## Information provided
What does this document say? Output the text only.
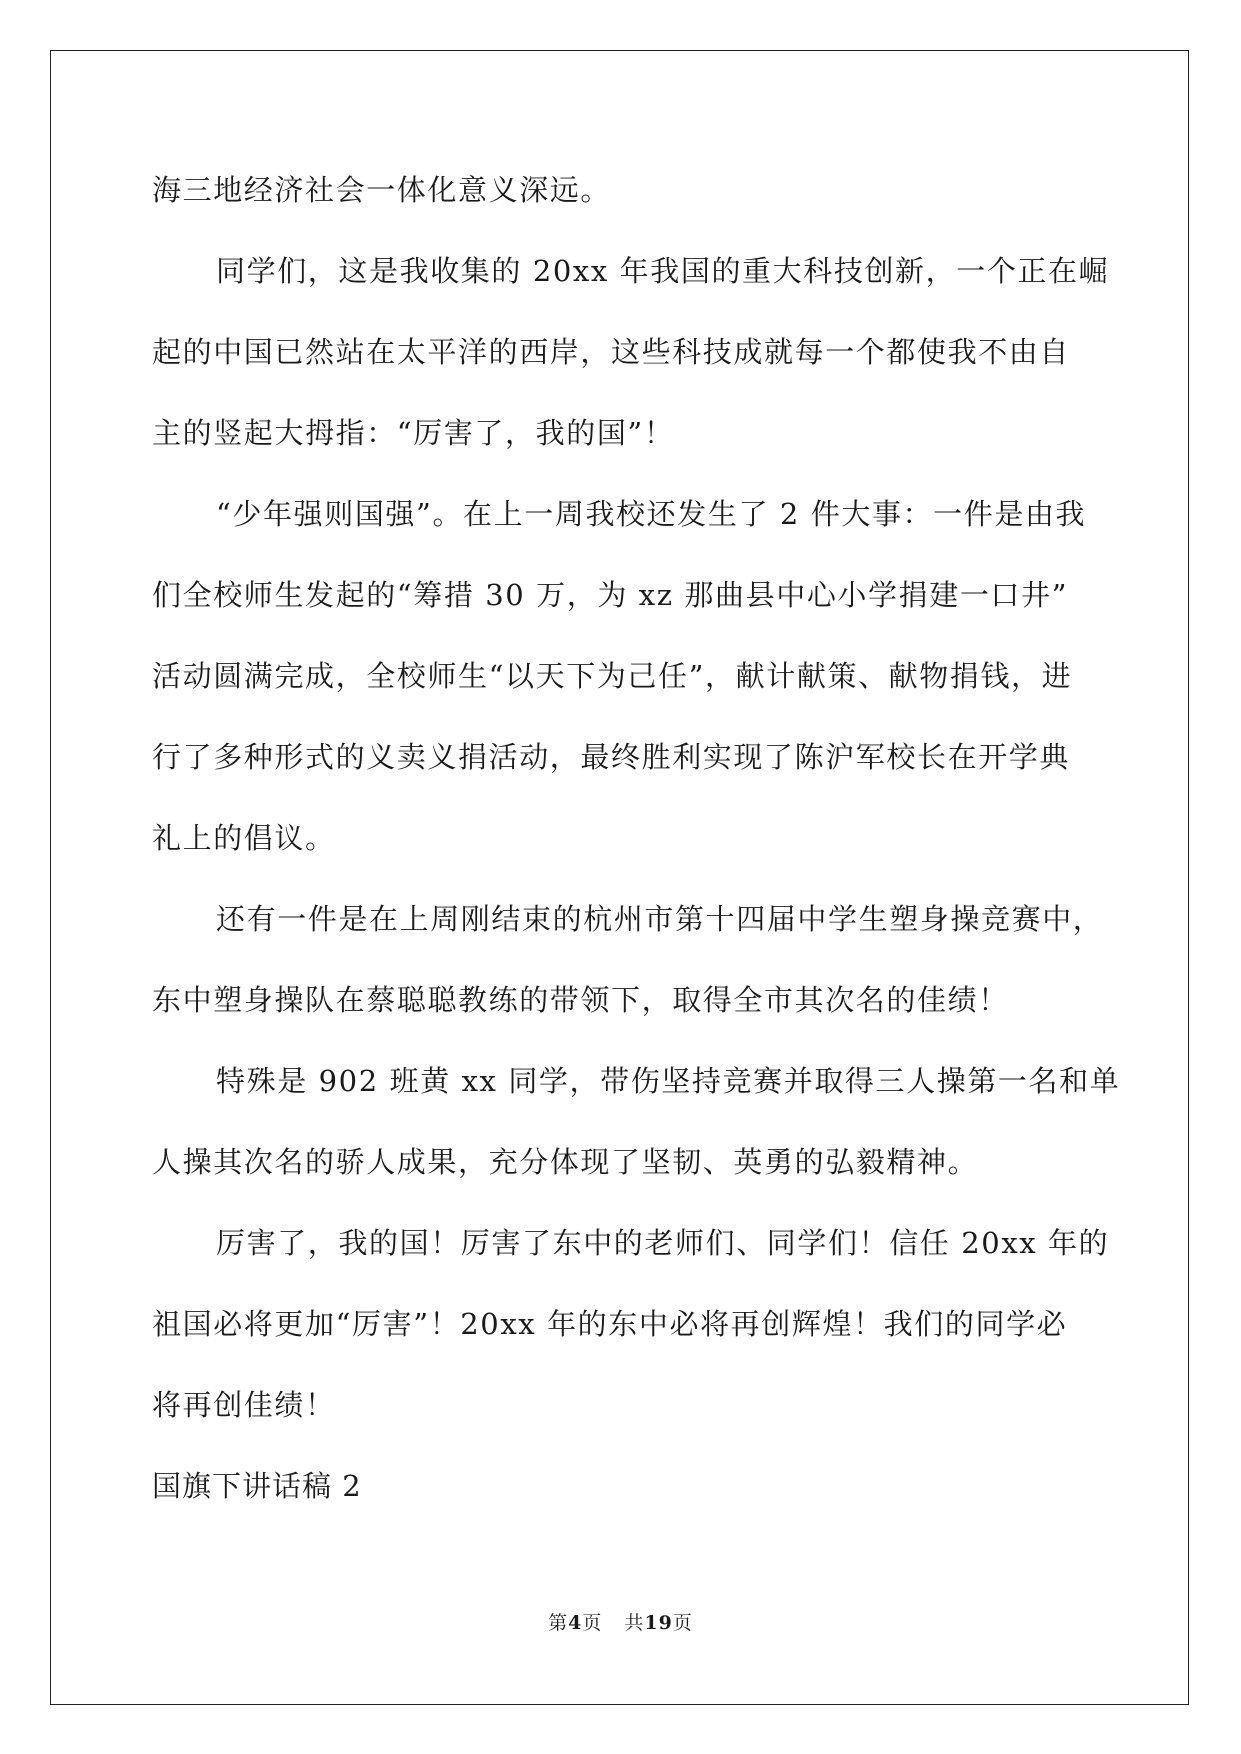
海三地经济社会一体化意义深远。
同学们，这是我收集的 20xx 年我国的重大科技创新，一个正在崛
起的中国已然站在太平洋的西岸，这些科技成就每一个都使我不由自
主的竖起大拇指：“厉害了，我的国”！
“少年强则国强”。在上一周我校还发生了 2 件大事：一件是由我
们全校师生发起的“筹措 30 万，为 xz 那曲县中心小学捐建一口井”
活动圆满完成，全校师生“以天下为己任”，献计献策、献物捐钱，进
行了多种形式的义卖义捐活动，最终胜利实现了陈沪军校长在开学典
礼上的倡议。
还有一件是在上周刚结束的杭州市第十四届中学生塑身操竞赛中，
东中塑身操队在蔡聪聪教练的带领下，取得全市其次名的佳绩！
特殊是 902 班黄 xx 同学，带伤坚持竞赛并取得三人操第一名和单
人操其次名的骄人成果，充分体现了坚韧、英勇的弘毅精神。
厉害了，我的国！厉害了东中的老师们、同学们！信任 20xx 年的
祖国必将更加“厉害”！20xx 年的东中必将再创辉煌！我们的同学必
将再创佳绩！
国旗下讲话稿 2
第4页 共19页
* * *
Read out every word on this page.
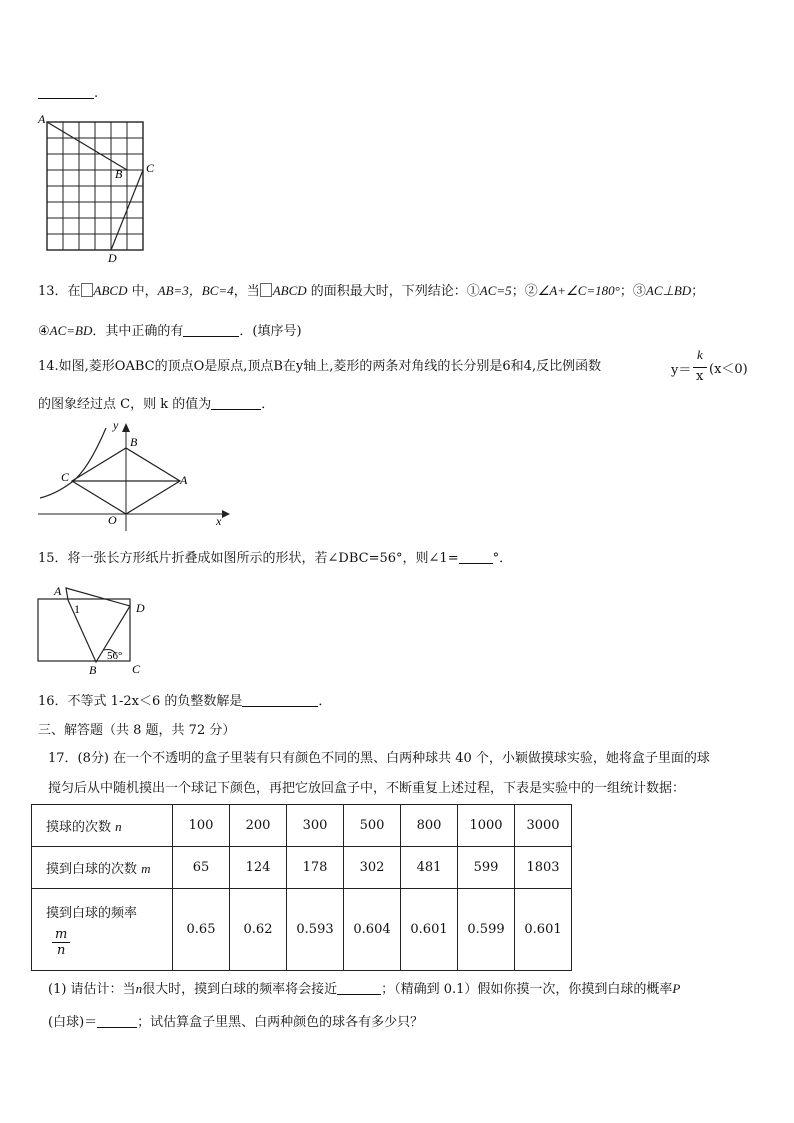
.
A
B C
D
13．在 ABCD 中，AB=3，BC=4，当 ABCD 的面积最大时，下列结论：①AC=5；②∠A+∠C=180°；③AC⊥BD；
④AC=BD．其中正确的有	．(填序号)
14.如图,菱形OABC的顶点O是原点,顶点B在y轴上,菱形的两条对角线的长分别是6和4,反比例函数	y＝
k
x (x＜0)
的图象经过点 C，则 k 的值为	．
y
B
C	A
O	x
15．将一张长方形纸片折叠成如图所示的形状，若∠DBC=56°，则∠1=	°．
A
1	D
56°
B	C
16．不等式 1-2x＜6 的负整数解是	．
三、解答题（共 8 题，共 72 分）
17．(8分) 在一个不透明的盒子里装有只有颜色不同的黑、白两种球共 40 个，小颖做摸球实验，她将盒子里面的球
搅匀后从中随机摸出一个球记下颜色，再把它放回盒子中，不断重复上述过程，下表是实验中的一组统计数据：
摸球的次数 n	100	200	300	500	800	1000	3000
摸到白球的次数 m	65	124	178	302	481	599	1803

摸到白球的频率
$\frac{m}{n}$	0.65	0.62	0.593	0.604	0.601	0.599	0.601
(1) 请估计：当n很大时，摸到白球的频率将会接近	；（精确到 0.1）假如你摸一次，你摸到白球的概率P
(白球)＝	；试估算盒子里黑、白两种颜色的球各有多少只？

## What to do
Within the listing above, copy each line that has the string "this".

## Task response
What does this document say? Output the text only.
Read out every word on this page.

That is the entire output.